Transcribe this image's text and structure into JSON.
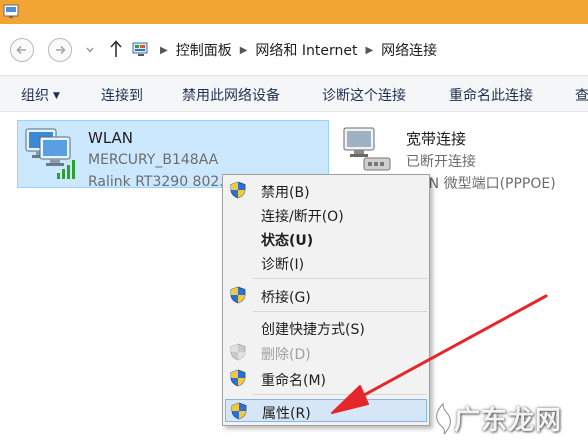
{
  "addressbar": {
    "breadcrumbs": [
      "控制面板",
      "网络和 Internet",
      "网络连接"
    ]
  },
  "toolbar": {
    "organize": "组织",
    "connect_to": "连接到",
    "disable_device": "禁用此网络设备",
    "diagnose": "诊断这个连接",
    "rename": "重命名此连接",
    "more": "查"
  },
  "connections": [
    {
      "name": "WLAN",
      "line2": "MERCURY_B148AA",
      "line3": "Ralink RT3290 802.11bgn Wi-Fi",
      "selected": true
    },
    {
      "name": "宽带连接",
      "line2": "已断开连接",
      "line3": "WAN 微型端口(PPPOE)",
      "selected": false
    }
  ],
  "context_menu": {
    "items": [
      {
        "label": "禁用(B)",
        "shield": true
      },
      {
        "label": "连接/断开(O)",
        "shield": false
      },
      {
        "label": "状态(U)",
        "shield": false,
        "bold": true
      },
      {
        "label": "诊断(I)",
        "shield": false
      },
      {
        "label": "桥接(G)",
        "shield": true
      },
      {
        "label": "创建快捷方式(S)",
        "shield": false
      },
      {
        "label": "删除(D)",
        "shield": true,
        "disabled": true
      },
      {
        "label": "重命名(M)",
        "shield": true
      },
      {
        "label": "属性(R)",
        "shield": true,
        "highlighted": true
      }
    ]
  },
  "watermark": {
    "text": "广东龙网"
  },
  "colors": {
    "titlebar": "#f3a533",
    "selection": "#cce8ff",
    "menu_highlight": "#d6e6f7",
    "arrow": "#e5262b"
  }
}
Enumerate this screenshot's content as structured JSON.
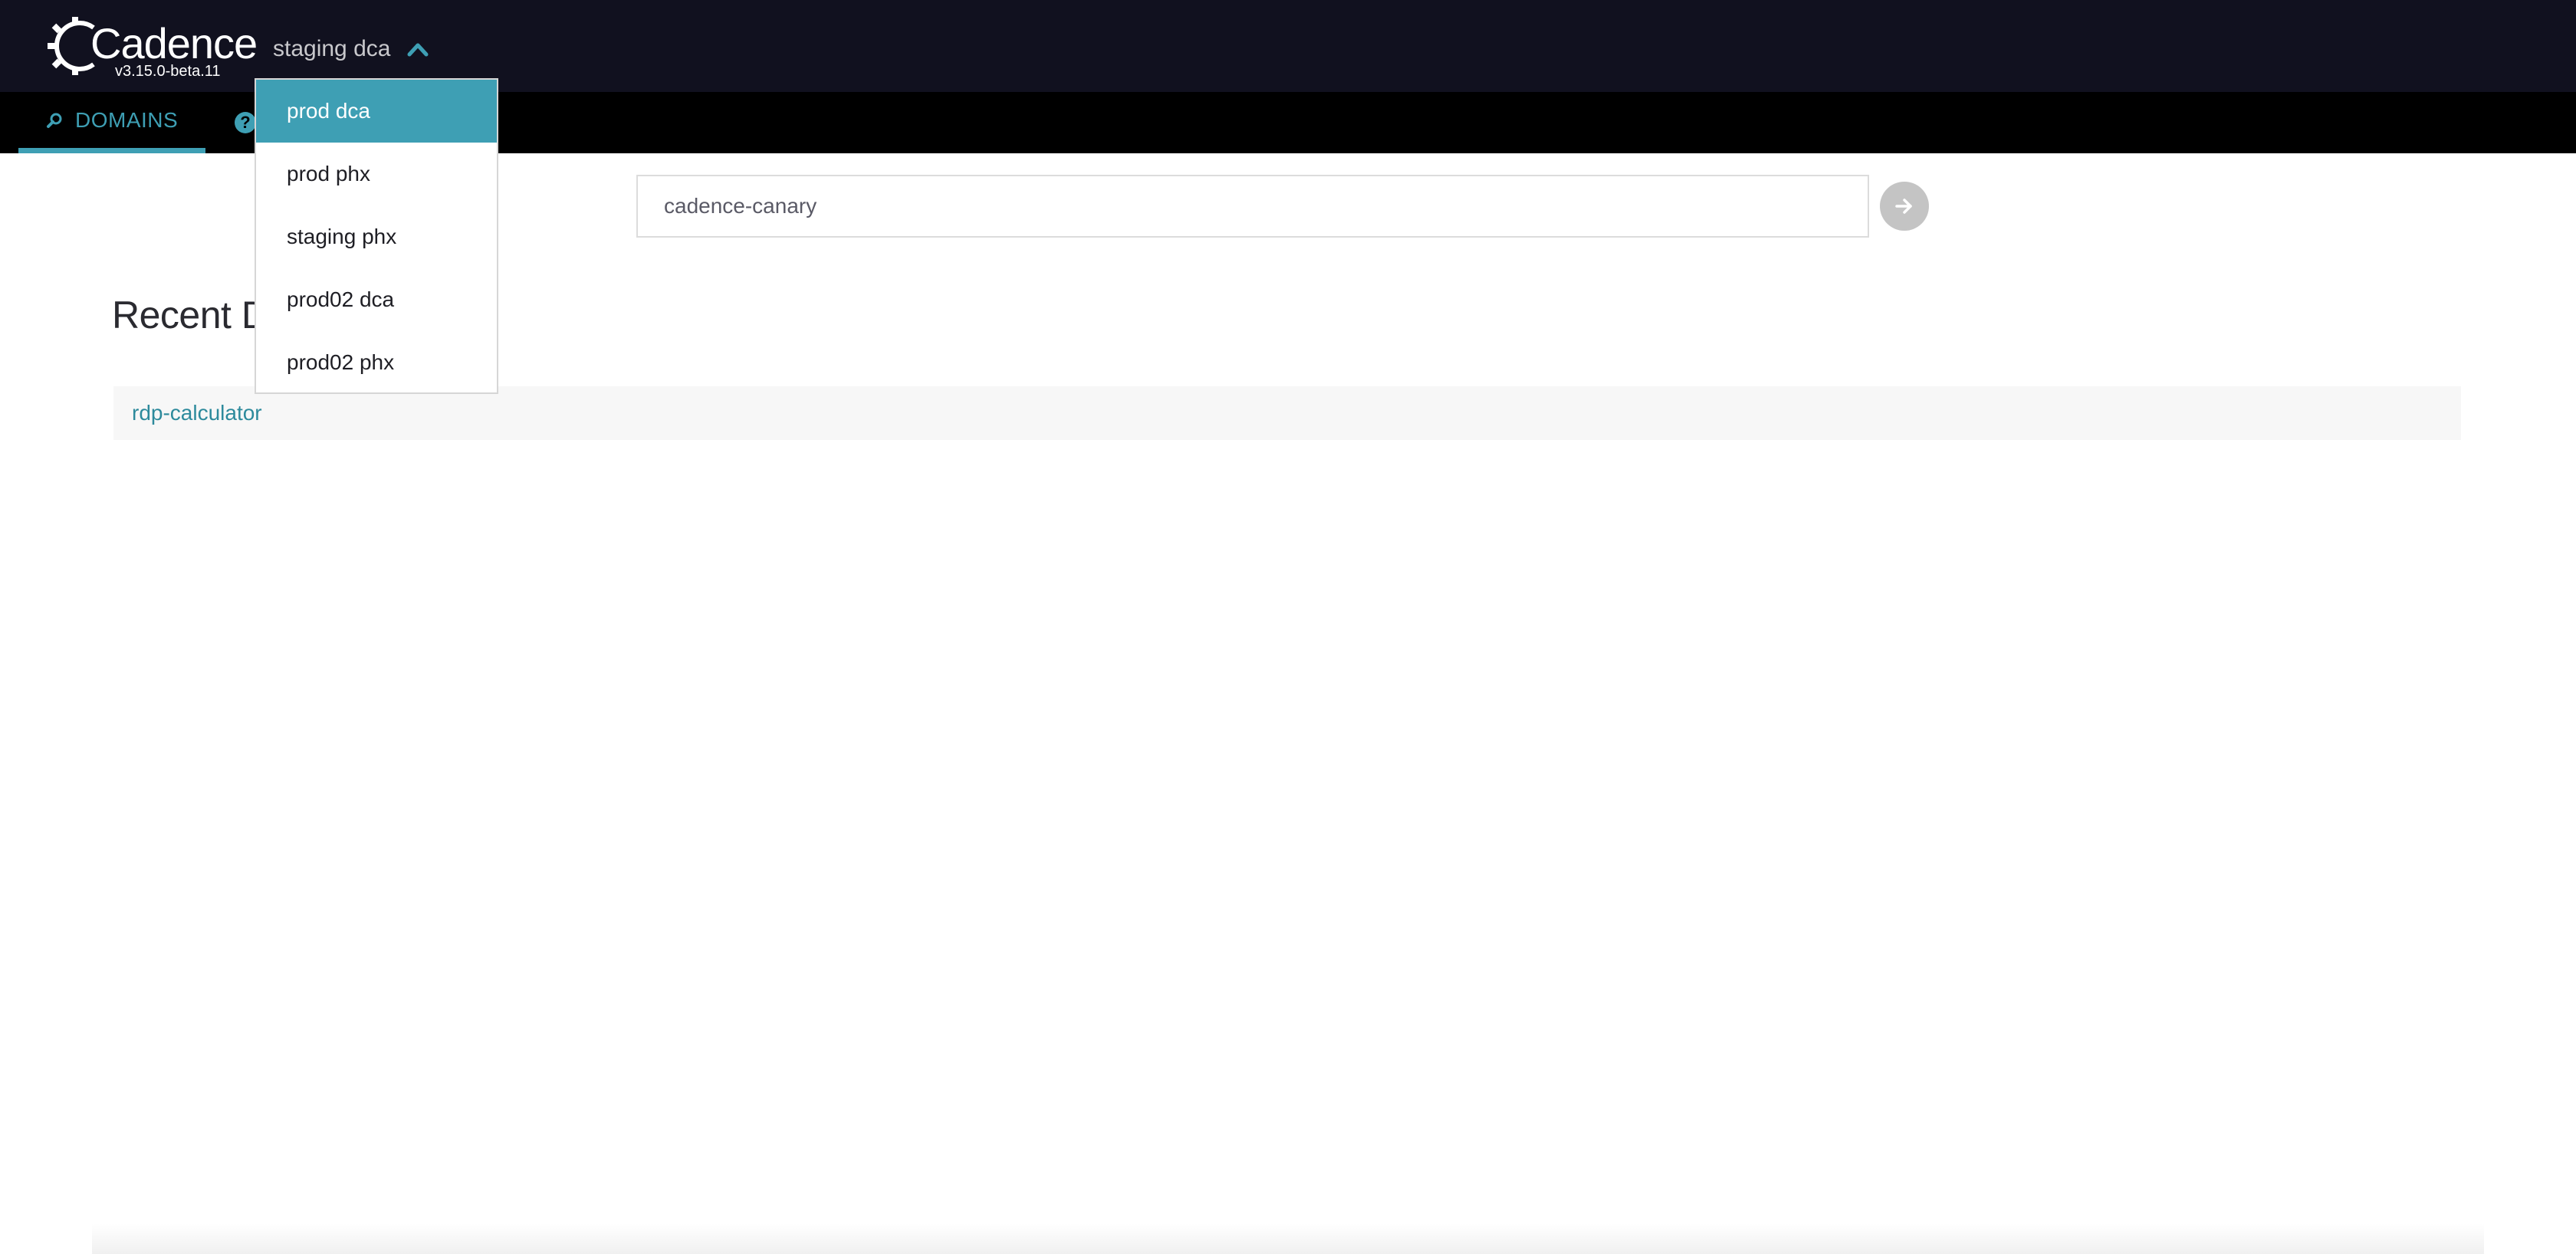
{
  "header": {
    "logo_text": "Cadence",
    "version": "v3.15.0-beta.11",
    "env_selected": "staging dca"
  },
  "nav": {
    "domains_label": "DOMAINS",
    "help_glyph": "?"
  },
  "env_dropdown": {
    "options": [
      "prod dca",
      "prod phx",
      "staging phx",
      "prod02 dca",
      "prod02 phx"
    ],
    "highlighted": "prod dca"
  },
  "search": {
    "value": "cadence-canary"
  },
  "recent": {
    "title": "Recent Domains",
    "items": [
      "rdp-calculator"
    ]
  },
  "colors": {
    "header_bg": "#11111f",
    "nav_bg": "#000000",
    "accent": "#3e9fb4",
    "link": "#2d8a9c"
  },
  "icons": {
    "logo": "cadence-gear-icon",
    "env_toggle": "chevron-up-icon",
    "domains_tab": "search-icon",
    "help_tab": "help-circle-icon",
    "search_submit": "arrow-right-icon"
  }
}
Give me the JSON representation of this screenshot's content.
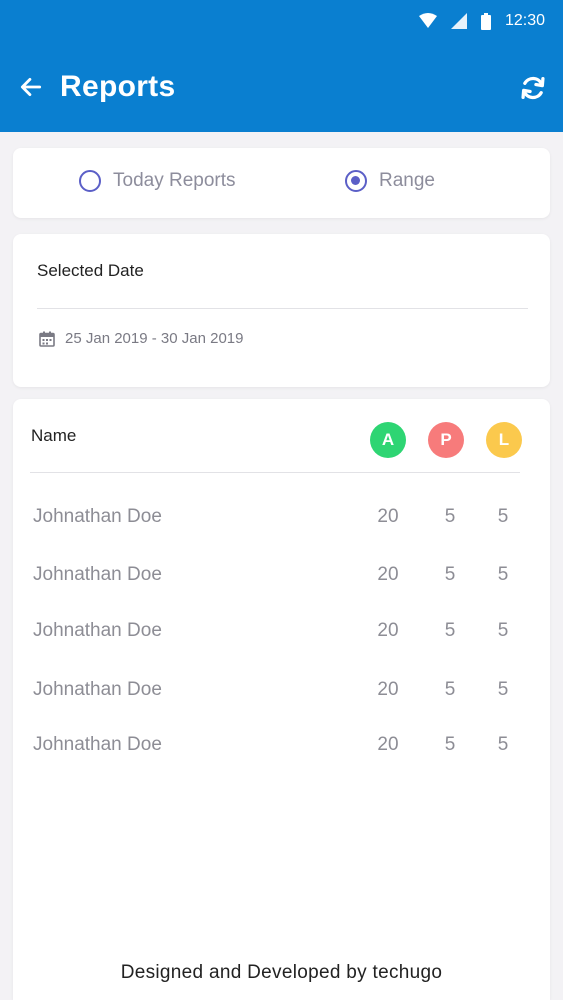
{
  "status_bar": {
    "time": "12:30"
  },
  "app_bar": {
    "title": "Reports"
  },
  "report_type": {
    "options": [
      {
        "label": "Today Reports",
        "selected": false
      },
      {
        "label": "Range",
        "selected": true
      }
    ]
  },
  "selected_date": {
    "label": "Selected Date",
    "range": "25 Jan 2019 - 30 Jan 2019"
  },
  "table": {
    "name_header": "Name",
    "columns": [
      {
        "label": "A",
        "color": "#2ed573"
      },
      {
        "label": "P",
        "color": "#f77b7b"
      },
      {
        "label": "L",
        "color": "#fbc94d"
      }
    ],
    "rows": [
      {
        "name": "Johnathan Doe",
        "a": "20",
        "p": "5",
        "l": "5"
      },
      {
        "name": "Johnathan Doe",
        "a": "20",
        "p": "5",
        "l": "5"
      },
      {
        "name": "Johnathan Doe",
        "a": "20",
        "p": "5",
        "l": "5"
      },
      {
        "name": "Johnathan Doe",
        "a": "20",
        "p": "5",
        "l": "5"
      },
      {
        "name": "Johnathan Doe",
        "a": "20",
        "p": "5",
        "l": "5"
      }
    ]
  },
  "footer": {
    "text": "Designed and Developed by",
    "brand": "techugo"
  },
  "colors": {
    "primary": "#0a7fd0",
    "radio": "#5b5fc7"
  }
}
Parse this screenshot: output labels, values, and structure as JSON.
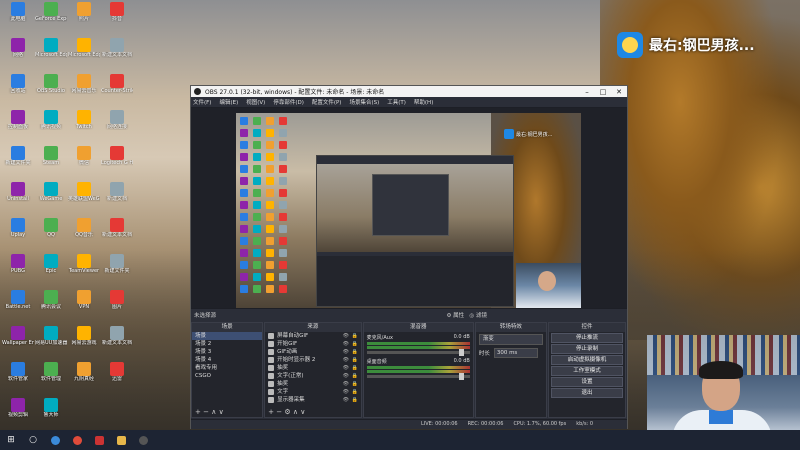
{
  "desktop": {
    "icons": [
      {
        "label": "此电脑"
      },
      {
        "label": "GeForce Experience"
      },
      {
        "label": "照片"
      },
      {
        "label": "抖音"
      },
      {
        "label": "网络"
      },
      {
        "label": "Microsoft Edge"
      },
      {
        "label": "Microsoft Edge"
      },
      {
        "label": "新建文本文档"
      },
      {
        "label": "回收站"
      },
      {
        "label": "OBS Studio"
      },
      {
        "label": "网易云音乐"
      },
      {
        "label": "Counter-Strike Global Offensive"
      },
      {
        "label": "控制面板"
      },
      {
        "label": "腾讯视频"
      },
      {
        "label": "Twitch"
      },
      {
        "label": "网络连接"
      },
      {
        "label": "新建文件夹"
      },
      {
        "label": "Steam"
      },
      {
        "label": "微信"
      },
      {
        "label": "Logitech G HUB"
      },
      {
        "label": "Uninstall"
      },
      {
        "label": "WeGame"
      },
      {
        "label": "英雄联盟WeGame版"
      },
      {
        "label": "新建文档"
      },
      {
        "label": "Uplay"
      },
      {
        "label": "QQ"
      },
      {
        "label": "QQ音乐"
      },
      {
        "label": "新建文本文档"
      },
      {
        "label": "PUBG"
      },
      {
        "label": "Epic"
      },
      {
        "label": "TeamViewer"
      },
      {
        "label": "新建文件夹"
      },
      {
        "label": "Battle.net"
      },
      {
        "label": "腾讯会议"
      },
      {
        "label": "VPN"
      },
      {
        "label": "图片"
      },
      {
        "label": "Wallpaper Engine"
      },
      {
        "label": "网易UU加速器"
      },
      {
        "label": "网易云游戏"
      },
      {
        "label": "新建文本文档"
      },
      {
        "label": "软件管家"
      },
      {
        "label": "软件管理"
      },
      {
        "label": "九阴真经"
      },
      {
        "label": "迅雷"
      },
      {
        "label": "视频剪辑"
      },
      {
        "label": "鲁大师"
      }
    ]
  },
  "overlay": {
    "logo_text": "最右:钢巴男孩..."
  },
  "obs": {
    "title": "OBS 27.0.1 (32-bit, windows) - 配置文件: 未命名 - 场景: 未命名",
    "menu": [
      "文件(F)",
      "编辑(E)",
      "视图(V)",
      "停靠部件(D)",
      "配置文件(P)",
      "场景集合(S)",
      "工具(T)",
      "帮助(H)"
    ],
    "canvas_logo": "最右:钢巴男孩...",
    "source_bar": {
      "label": "未选择源",
      "props": "属性",
      "filters": "滤镜"
    },
    "scenes": {
      "header": "场景",
      "items": [
        "场景",
        "场景 2",
        "场景 3",
        "场景 4",
        "看戏专用",
        "CSGO"
      ]
    },
    "sources": {
      "header": "来源",
      "items": [
        "屏幕自动GIF",
        "开始GIF",
        "GIF动画",
        "开始时显示器 2",
        "抽奖",
        "文字(正常)",
        "抽奖",
        "文字",
        "显示器采集"
      ]
    },
    "mixer": {
      "header": "混音器",
      "channels": [
        {
          "name": "麦克风/Aux",
          "db": "0.0 dB"
        },
        {
          "name": "桌面音频",
          "db": "0.0 dB"
        }
      ]
    },
    "transitions": {
      "header": "转场特效",
      "selected": "渐变",
      "duration_label": "时长",
      "duration": "300 ms"
    },
    "controls": {
      "header": "控件",
      "buttons": [
        "停止推流",
        "停止录制",
        "启动虚拟摄像机",
        "工作室模式",
        "设置",
        "退出"
      ]
    },
    "status": {
      "dropped": "LIVE: 00:00:06",
      "rec": "REC: 00:00:06",
      "cpu": "CPU: 1.7%, 60.00 fps",
      "kbps": "kb/s: 0"
    }
  },
  "taskbar": {
    "items": [
      "start-icon",
      "search-icon",
      "chrome-icon",
      "edge-icon",
      "app-icon",
      "folder-icon",
      "obs-icon"
    ]
  }
}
────────────────────
Retype each record exactly as it stands, but do not include the pictures.

- **Output for this task**:
Transcribe this image's text and structure into JSON.
{
  "addressbar": {
    "breadcrumbs": [
      "控制面板",
      "网络和 Internet",
      "网络连接"
    ]
  },
  "toolbar": {
    "organize": "组织",
    "connect_to": "连接到",
    "disable_device": "禁用此网络设备",
    "diagnose": "诊断这个连接",
    "rename": "重命名此连接",
    "more": "查"
  },
  "connections": [
    {
      "name": "WLAN",
      "line2": "MERCURY_B148AA",
      "line3": "Ralink RT3290 802.11bgn Wi-Fi",
      "selected": true
    },
    {
      "name": "宽带连接",
      "line2": "已断开连接",
      "line3": "WAN 微型端口(PPPOE)",
      "selected": false
    }
  ],
  "context_menu": {
    "items": [
      {
        "label": "禁用(B)",
        "shield": true
      },
      {
        "label": "连接/断开(O)",
        "shield": false
      },
      {
        "label": "状态(U)",
        "shield": false,
        "bold": true
      },
      {
        "label": "诊断(I)",
        "shield": false
      },
      {
        "label": "桥接(G)",
        "shield": true
      },
      {
        "label": "创建快捷方式(S)",
        "shield": false
      },
      {
        "label": "删除(D)",
        "shield": true,
        "disabled": true
      },
      {
        "label": "重命名(M)",
        "shield": true
      },
      {
        "label": "属性(R)",
        "shield": true,
        "highlighted": true
      }
    ]
  },
  "watermark": {
    "text": "广东龙网"
  },
  "colors": {
    "titlebar": "#f3a533",
    "selection": "#cce8ff",
    "menu_highlight": "#d6e6f7",
    "arrow": "#e5262b"
  }
}
Enumerate this screenshot's content as structured JSON.
{
  "header": {
    "logo_text": "Cadence",
    "version": "v3.15.0-beta.11",
    "env_selected": "staging dca"
  },
  "nav": {
    "domains_label": "DOMAINS",
    "help_glyph": "?"
  },
  "env_dropdown": {
    "options": [
      "prod dca",
      "prod phx",
      "staging phx",
      "prod02 dca",
      "prod02 phx"
    ],
    "highlighted": "prod dca"
  },
  "search": {
    "value": "cadence-canary"
  },
  "recent": {
    "title": "Recent Domains",
    "items": [
      "rdp-calculator"
    ]
  },
  "colors": {
    "header_bg": "#11111f",
    "nav_bg": "#000000",
    "accent": "#3e9fb4",
    "link": "#2d8a9c"
  },
  "icons": {
    "logo": "cadence-gear-icon",
    "env_toggle": "chevron-up-icon",
    "domains_tab": "search-icon",
    "help_tab": "help-circle-icon",
    "search_submit": "arrow-right-icon"
  }
}
Give me the JSON representation of this screenshot's content.
{
  "status_bar": {
    "time": "12:30"
  },
  "app_bar": {
    "title": "Reports"
  },
  "report_type": {
    "options": [
      {
        "label": "Today Reports",
        "selected": false
      },
      {
        "label": "Range",
        "selected": true
      }
    ]
  },
  "selected_date": {
    "label": "Selected Date",
    "range": "25 Jan 2019 - 30 Jan 2019"
  },
  "table": {
    "name_header": "Name",
    "columns": [
      {
        "label": "A",
        "color": "#2ed573"
      },
      {
        "label": "P",
        "color": "#f77b7b"
      },
      {
        "label": "L",
        "color": "#fbc94d"
      }
    ],
    "rows": [
      {
        "name": "Johnathan Doe",
        "a": "20",
        "p": "5",
        "l": "5"
      },
      {
        "name": "Johnathan Doe",
        "a": "20",
        "p": "5",
        "l": "5"
      },
      {
        "name": "Johnathan Doe",
        "a": "20",
        "p": "5",
        "l": "5"
      },
      {
        "name": "Johnathan Doe",
        "a": "20",
        "p": "5",
        "l": "5"
      },
      {
        "name": "Johnathan Doe",
        "a": "20",
        "p": "5",
        "l": "5"
      }
    ]
  },
  "footer": {
    "text": "Designed and Developed by",
    "brand": "techugo"
  },
  "colors": {
    "primary": "#0a7fd0",
    "radio": "#5b5fc7"
  }
}
Parse this screenshot: output labels, values, and structure as JSON.
{
  "desktop": {
    "icons": [
      {
        "label": "此电脑"
      },
      {
        "label": "GeForce Experience"
      },
      {
        "label": "照片"
      },
      {
        "label": "抖音"
      },
      {
        "label": "网络"
      },
      {
        "label": "Microsoft Edge"
      },
      {
        "label": "Microsoft Edge"
      },
      {
        "label": "新建文本文档"
      },
      {
        "label": "回收站"
      },
      {
        "label": "OBS Studio"
      },
      {
        "label": "网易云音乐"
      },
      {
        "label": "Counter-Strike Global Offensive"
      },
      {
        "label": "控制面板"
      },
      {
        "label": "腾讯视频"
      },
      {
        "label": "Twitch"
      },
      {
        "label": "网络连接"
      },
      {
        "label": "新建文件夹"
      },
      {
        "label": "Steam"
      },
      {
        "label": "微信"
      },
      {
        "label": "Logitech G HUB"
      },
      {
        "label": "Uninstall"
      },
      {
        "label": "WeGame"
      },
      {
        "label": "英雄联盟WeGame版"
      },
      {
        "label": "新建文档"
      },
      {
        "label": "Uplay"
      },
      {
        "label": "QQ"
      },
      {
        "label": "QQ音乐"
      },
      {
        "label": "新建文本文档"
      },
      {
        "label": "PUBG"
      },
      {
        "label": "Epic"
      },
      {
        "label": "TeamViewer"
      },
      {
        "label": "新建文件夹"
      },
      {
        "label": "Battle.net"
      },
      {
        "label": "腾讯会议"
      },
      {
        "label": "VPN"
      },
      {
        "label": "图片"
      },
      {
        "label": "Wallpaper Engine"
      },
      {
        "label": "网易UU加速器"
      },
      {
        "label": "网易云游戏"
      },
      {
        "label": "新建文本文档"
      },
      {
        "label": "软件管家"
      },
      {
        "label": "软件管理"
      },
      {
        "label": "九阴真经"
      },
      {
        "label": "迅雷"
      },
      {
        "label": "视频剪辑"
      },
      {
        "label": "鲁大师"
      }
    ]
  },
  "overlay": {
    "logo_text": "最右:钢巴男孩..."
  },
  "obs": {
    "title": "OBS 27.0.1 (32-bit, windows) - 配置文件: 未命名 - 场景: 未命名",
    "menu": [
      "文件(F)",
      "编辑(E)",
      "视图(V)",
      "停靠部件(D)",
      "配置文件(P)",
      "场景集合(S)",
      "工具(T)",
      "帮助(H)"
    ],
    "canvas_logo": "最右:钢巴男孩...",
    "source_bar": {
      "label": "未选择源",
      "props": "属性",
      "filters": "滤镜"
    },
    "scenes": {
      "header": "场景",
      "items": [
        "场景",
        "场景 2",
        "场景 3",
        "场景 4",
        "看戏专用",
        "CSGO"
      ]
    },
    "sources": {
      "header": "来源",
      "items": [
        "屏幕自动GIF",
        "开始GIF",
        "GIF动画",
        "开始时显示器 2",
        "抽奖",
        "文字(正常)",
        "抽奖",
        "文字",
        "显示器采集"
      ]
    },
    "mixer": {
      "header": "混音器",
      "channels": [
        {
          "name": "麦克风/Aux",
          "db": "0.0 dB"
        },
        {
          "name": "桌面音频",
          "db": "0.0 dB"
        }
      ]
    },
    "transitions": {
      "header": "转场特效",
      "selected": "渐变",
      "duration_label": "时长",
      "duration": "300 ms"
    },
    "controls": {
      "header": "控件",
      "buttons": [
        "停止推流",
        "停止录制",
        "启动虚拟摄像机",
        "工作室模式",
        "设置",
        "退出"
      ]
    },
    "status": {
      "dropped": "LIVE: 00:00:06",
      "rec": "REC: 00:00:06",
      "cpu": "CPU: 1.7%, 60.00 fps",
      "kbps": "kb/s: 0"
    }
  },
  "taskbar": {
    "items": [
      "start-icon",
      "search-icon",
      "chrome-icon",
      "edge-icon",
      "app-icon",
      "folder-icon",
      "obs-icon"
    ]
  }
}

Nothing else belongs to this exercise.